| What you will do |
Across all the lines below, how many contain the string "title"? Please reply with the number only.

— BEGIN Data records —

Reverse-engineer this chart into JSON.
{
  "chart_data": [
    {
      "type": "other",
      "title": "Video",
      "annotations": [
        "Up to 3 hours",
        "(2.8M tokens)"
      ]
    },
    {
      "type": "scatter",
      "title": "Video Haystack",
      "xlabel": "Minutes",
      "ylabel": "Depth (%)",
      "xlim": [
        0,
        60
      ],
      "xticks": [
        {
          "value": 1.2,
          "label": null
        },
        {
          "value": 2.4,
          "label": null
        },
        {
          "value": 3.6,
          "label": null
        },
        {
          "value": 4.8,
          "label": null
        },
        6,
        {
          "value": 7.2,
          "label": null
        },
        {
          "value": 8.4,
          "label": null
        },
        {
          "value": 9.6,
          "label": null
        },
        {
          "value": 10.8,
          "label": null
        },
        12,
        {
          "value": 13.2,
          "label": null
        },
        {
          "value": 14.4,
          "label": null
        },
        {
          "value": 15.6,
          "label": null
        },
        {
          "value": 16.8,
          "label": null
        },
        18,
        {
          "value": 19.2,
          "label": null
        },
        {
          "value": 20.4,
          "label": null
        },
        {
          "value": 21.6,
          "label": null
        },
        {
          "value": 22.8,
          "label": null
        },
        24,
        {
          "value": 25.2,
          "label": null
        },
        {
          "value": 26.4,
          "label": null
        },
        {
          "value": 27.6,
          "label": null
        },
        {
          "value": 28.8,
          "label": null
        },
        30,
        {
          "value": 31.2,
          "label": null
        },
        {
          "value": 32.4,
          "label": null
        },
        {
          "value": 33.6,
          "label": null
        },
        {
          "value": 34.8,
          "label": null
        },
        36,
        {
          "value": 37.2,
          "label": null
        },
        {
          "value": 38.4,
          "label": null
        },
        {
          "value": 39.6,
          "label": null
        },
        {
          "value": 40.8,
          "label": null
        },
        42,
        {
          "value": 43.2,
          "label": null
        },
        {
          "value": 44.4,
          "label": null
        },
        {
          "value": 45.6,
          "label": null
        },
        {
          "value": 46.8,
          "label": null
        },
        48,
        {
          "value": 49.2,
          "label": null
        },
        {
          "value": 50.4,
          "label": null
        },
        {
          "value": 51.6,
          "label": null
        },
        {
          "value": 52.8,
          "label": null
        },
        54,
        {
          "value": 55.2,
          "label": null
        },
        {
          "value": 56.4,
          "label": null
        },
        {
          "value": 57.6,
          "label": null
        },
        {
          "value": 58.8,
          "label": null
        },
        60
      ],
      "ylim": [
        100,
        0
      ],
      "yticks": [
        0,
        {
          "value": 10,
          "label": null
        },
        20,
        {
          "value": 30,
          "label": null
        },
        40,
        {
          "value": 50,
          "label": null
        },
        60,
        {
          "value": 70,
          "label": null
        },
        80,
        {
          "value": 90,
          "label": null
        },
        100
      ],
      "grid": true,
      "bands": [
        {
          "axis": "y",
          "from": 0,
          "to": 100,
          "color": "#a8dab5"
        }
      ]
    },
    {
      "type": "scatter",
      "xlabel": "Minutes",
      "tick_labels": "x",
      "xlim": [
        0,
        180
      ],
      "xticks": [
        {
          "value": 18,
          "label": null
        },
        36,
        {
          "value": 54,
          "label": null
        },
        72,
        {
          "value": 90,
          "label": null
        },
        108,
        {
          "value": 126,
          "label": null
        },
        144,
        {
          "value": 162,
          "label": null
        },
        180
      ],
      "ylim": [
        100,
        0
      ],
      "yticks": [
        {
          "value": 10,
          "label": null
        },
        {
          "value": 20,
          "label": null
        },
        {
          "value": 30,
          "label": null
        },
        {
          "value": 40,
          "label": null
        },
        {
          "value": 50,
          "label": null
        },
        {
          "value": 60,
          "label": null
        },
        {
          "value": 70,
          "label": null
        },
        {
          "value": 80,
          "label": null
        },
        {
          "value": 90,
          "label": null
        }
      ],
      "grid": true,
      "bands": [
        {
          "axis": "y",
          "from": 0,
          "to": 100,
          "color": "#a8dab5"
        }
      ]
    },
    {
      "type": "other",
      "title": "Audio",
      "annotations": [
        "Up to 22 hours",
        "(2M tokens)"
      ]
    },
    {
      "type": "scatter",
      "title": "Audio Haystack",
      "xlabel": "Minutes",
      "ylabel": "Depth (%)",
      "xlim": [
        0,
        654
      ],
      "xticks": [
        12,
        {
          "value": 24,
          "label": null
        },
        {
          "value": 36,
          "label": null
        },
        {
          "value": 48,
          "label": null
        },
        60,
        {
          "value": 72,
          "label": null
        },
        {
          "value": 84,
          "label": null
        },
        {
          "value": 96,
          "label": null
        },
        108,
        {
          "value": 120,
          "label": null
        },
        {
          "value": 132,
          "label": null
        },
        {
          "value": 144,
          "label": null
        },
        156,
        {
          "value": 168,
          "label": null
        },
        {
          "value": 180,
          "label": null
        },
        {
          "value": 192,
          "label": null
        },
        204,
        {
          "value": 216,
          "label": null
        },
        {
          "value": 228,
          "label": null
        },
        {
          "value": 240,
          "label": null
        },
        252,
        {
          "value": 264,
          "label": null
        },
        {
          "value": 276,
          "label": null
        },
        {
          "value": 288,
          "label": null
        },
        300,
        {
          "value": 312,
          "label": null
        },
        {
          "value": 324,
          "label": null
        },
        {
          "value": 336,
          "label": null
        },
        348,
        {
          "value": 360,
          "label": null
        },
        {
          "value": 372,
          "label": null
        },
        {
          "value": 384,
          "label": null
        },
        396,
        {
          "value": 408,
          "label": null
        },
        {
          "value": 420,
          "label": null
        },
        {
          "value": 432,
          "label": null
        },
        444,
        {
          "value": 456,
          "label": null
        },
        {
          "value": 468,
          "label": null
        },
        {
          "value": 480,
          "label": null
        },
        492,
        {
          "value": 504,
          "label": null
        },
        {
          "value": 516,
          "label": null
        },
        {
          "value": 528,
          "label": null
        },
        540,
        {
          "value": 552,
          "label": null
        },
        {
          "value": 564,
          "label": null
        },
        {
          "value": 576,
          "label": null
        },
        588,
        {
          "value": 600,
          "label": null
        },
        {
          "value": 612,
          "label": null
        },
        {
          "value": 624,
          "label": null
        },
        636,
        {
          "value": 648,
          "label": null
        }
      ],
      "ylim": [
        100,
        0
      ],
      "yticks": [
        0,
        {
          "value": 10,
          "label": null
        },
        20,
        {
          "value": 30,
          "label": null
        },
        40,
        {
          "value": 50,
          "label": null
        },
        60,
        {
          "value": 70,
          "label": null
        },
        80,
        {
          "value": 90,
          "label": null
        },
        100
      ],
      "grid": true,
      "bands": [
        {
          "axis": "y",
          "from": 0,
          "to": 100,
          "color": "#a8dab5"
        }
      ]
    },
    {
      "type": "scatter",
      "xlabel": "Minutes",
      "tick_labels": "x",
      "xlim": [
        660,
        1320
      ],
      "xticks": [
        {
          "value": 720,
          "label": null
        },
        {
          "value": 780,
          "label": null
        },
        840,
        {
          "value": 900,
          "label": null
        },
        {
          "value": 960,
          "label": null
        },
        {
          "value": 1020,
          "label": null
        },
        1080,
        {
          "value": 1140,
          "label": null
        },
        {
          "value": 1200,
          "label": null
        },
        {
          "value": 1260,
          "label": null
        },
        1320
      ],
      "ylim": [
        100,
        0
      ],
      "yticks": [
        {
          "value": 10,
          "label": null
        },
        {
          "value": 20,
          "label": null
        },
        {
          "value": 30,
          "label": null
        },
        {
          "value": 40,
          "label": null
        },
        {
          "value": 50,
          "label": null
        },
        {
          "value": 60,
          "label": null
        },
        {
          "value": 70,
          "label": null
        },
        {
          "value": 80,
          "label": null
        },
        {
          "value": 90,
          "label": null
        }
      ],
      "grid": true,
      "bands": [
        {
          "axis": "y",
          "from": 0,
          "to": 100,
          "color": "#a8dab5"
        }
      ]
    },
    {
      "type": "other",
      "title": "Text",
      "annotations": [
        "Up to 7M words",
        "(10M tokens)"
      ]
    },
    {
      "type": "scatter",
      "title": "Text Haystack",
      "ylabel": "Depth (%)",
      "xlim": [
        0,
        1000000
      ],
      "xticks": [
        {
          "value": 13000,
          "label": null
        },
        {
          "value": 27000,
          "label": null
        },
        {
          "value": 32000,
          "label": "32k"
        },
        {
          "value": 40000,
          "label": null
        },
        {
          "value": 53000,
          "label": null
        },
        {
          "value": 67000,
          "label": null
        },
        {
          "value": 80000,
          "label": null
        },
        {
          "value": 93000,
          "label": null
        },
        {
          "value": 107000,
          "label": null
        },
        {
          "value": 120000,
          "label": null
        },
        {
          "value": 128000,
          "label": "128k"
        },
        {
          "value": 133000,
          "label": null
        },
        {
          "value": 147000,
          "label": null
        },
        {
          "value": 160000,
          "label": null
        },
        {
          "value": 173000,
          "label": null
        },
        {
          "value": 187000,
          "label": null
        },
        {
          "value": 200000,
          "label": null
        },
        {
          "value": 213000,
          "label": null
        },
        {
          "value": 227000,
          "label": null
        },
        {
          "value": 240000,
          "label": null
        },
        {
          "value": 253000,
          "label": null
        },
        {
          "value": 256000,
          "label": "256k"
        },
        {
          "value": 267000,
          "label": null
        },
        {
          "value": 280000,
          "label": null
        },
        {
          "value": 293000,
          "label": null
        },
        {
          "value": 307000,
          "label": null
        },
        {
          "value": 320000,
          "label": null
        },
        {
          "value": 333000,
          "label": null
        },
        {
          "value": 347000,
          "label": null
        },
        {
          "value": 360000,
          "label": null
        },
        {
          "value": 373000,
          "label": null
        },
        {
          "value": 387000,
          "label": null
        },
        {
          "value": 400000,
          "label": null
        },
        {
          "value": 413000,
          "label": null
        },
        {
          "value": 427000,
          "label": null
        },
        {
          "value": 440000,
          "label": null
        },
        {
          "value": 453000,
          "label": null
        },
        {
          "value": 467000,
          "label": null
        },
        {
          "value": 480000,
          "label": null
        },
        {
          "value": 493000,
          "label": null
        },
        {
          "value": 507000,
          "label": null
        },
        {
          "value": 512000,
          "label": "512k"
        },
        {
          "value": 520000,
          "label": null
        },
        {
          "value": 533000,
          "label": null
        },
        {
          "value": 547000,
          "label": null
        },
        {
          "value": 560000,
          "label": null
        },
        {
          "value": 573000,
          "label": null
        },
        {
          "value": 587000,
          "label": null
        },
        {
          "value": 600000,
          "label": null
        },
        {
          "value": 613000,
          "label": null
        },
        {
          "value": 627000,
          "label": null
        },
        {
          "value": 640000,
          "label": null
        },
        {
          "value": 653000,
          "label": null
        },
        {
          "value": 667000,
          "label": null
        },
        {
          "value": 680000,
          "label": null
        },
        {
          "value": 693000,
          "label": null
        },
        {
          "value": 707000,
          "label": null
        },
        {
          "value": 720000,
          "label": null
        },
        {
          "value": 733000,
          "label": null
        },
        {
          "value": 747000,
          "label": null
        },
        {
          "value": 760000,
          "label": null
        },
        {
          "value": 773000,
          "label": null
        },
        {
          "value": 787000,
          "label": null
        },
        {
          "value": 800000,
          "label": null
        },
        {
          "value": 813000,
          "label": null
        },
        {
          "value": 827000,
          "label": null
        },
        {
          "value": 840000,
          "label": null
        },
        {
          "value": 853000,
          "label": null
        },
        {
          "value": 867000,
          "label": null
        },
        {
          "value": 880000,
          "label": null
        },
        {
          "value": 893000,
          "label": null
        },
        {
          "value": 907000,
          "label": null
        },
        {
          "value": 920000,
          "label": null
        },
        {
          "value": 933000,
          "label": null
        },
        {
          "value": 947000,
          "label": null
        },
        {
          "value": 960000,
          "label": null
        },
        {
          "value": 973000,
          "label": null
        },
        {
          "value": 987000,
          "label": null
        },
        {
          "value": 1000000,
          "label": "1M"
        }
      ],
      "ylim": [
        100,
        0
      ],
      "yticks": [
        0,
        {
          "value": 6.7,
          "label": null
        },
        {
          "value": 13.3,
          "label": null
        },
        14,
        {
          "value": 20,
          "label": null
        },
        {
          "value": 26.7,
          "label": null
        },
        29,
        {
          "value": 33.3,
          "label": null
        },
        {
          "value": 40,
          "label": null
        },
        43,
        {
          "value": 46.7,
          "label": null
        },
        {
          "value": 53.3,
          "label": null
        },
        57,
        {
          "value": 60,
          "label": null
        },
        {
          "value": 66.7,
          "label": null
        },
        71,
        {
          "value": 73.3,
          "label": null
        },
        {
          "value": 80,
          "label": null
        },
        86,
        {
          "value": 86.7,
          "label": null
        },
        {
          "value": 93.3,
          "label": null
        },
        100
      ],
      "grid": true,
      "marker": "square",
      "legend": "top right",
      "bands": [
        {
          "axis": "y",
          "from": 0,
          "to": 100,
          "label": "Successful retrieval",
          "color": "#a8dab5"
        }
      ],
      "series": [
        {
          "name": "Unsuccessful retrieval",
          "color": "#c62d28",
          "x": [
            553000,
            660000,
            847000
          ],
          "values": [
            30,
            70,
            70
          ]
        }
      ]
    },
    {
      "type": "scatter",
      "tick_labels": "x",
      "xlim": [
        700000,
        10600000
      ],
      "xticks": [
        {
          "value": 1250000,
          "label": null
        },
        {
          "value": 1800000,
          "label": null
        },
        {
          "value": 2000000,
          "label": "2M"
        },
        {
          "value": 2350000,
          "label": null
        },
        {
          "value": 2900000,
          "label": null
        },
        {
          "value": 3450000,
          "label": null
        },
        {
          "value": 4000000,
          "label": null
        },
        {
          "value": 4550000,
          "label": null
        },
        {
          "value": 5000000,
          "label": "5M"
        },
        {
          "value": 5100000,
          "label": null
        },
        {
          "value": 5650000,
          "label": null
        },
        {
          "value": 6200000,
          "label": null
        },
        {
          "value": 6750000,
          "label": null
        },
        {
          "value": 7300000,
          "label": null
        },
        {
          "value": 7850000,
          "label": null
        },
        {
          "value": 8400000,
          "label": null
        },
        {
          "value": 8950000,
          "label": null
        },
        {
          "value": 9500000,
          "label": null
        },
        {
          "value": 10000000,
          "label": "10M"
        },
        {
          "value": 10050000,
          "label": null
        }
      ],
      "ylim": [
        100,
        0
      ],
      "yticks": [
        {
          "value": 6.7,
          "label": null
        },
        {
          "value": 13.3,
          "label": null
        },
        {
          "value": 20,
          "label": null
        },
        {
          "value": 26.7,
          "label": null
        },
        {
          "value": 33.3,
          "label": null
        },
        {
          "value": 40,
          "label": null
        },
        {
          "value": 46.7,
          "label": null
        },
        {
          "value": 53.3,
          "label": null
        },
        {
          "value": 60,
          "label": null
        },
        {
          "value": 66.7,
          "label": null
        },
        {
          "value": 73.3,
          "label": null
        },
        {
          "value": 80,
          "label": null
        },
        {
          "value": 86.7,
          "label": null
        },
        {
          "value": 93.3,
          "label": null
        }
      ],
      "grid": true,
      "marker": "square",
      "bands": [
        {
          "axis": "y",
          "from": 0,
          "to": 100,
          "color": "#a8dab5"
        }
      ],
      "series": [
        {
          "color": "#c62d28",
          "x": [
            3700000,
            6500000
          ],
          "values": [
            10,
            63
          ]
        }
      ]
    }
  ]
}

— END Data records —

| Exercise answer |
6